§ **EXERCISE**:
Copy each line where the word "from" occurs.

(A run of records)
========================================

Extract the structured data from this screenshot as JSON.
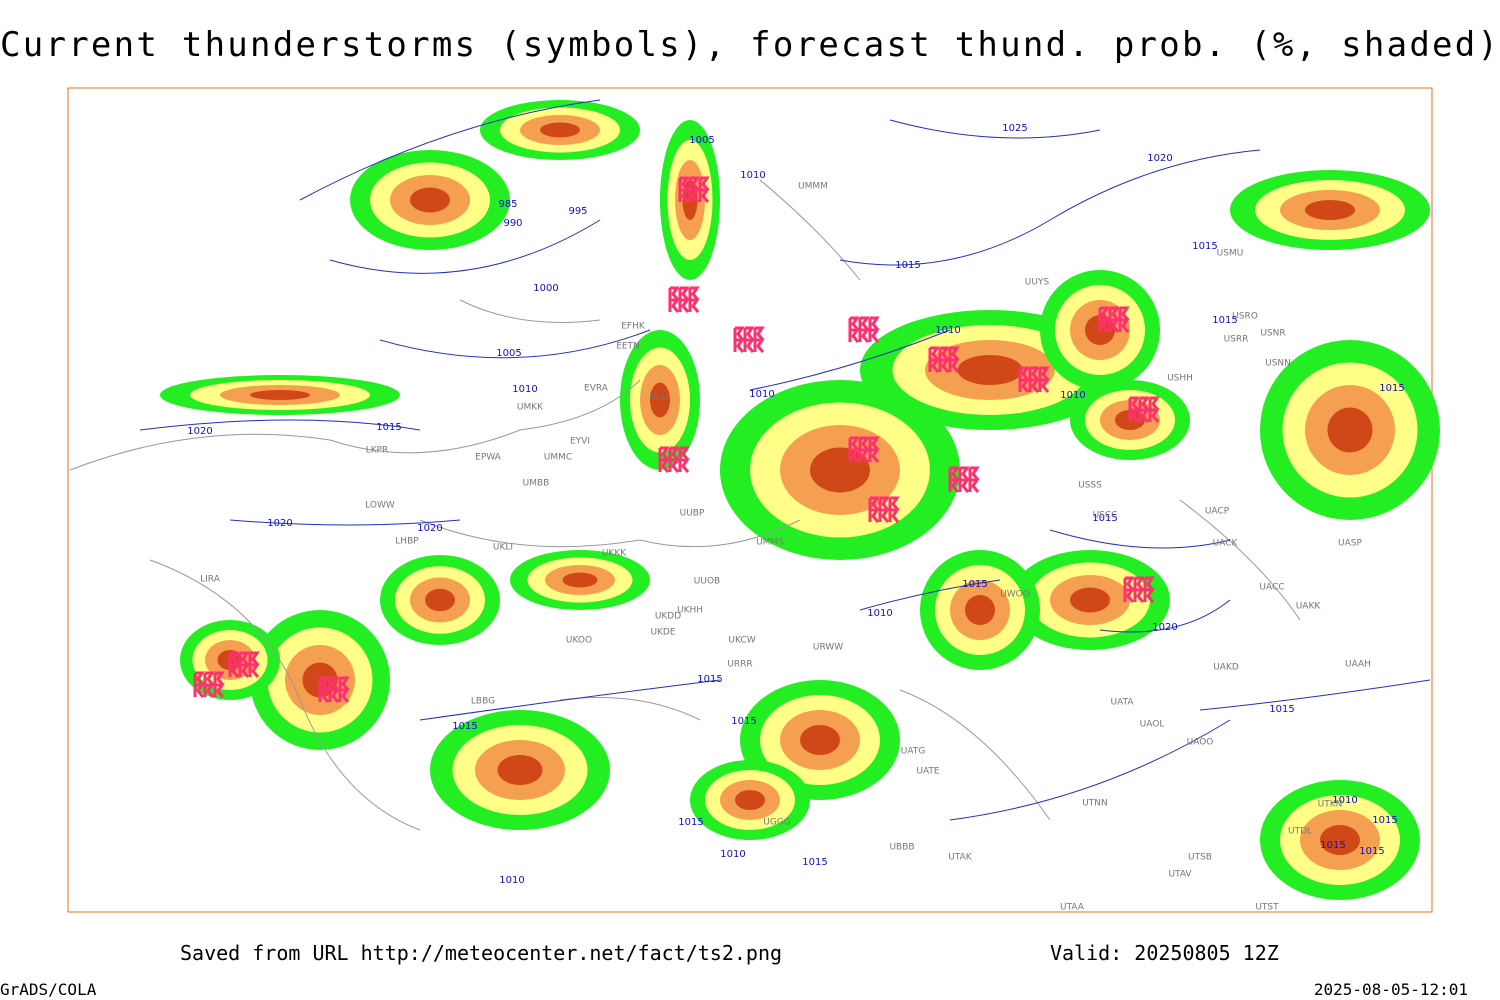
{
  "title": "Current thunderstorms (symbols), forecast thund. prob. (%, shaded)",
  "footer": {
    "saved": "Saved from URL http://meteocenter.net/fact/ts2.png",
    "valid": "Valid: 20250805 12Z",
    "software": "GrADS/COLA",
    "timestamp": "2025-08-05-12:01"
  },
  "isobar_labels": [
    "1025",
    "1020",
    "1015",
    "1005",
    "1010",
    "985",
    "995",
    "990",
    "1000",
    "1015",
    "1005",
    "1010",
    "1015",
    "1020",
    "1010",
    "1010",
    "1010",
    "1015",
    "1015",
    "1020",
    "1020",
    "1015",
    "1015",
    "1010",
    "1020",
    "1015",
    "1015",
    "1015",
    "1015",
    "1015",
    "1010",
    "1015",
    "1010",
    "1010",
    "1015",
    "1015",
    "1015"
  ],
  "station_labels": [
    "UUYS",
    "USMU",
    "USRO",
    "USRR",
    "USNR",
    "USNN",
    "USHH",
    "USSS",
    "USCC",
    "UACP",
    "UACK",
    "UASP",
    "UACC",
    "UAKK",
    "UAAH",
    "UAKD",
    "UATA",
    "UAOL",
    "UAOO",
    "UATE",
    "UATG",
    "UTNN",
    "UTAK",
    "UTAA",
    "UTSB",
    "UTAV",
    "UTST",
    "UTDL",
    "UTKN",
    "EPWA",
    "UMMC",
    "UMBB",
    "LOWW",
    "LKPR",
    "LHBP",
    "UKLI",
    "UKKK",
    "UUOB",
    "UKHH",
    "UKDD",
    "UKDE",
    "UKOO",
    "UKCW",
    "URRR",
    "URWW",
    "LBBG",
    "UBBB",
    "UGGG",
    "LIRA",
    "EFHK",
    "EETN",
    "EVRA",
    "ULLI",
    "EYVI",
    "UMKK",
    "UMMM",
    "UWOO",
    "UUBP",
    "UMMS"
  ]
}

========================================

§ **EXERCISE ANSWER**:
Extract the structured data from this screenshot as JSON.
    "saved": "Saved from URL http://meteocenter.net/fact/ts2.png",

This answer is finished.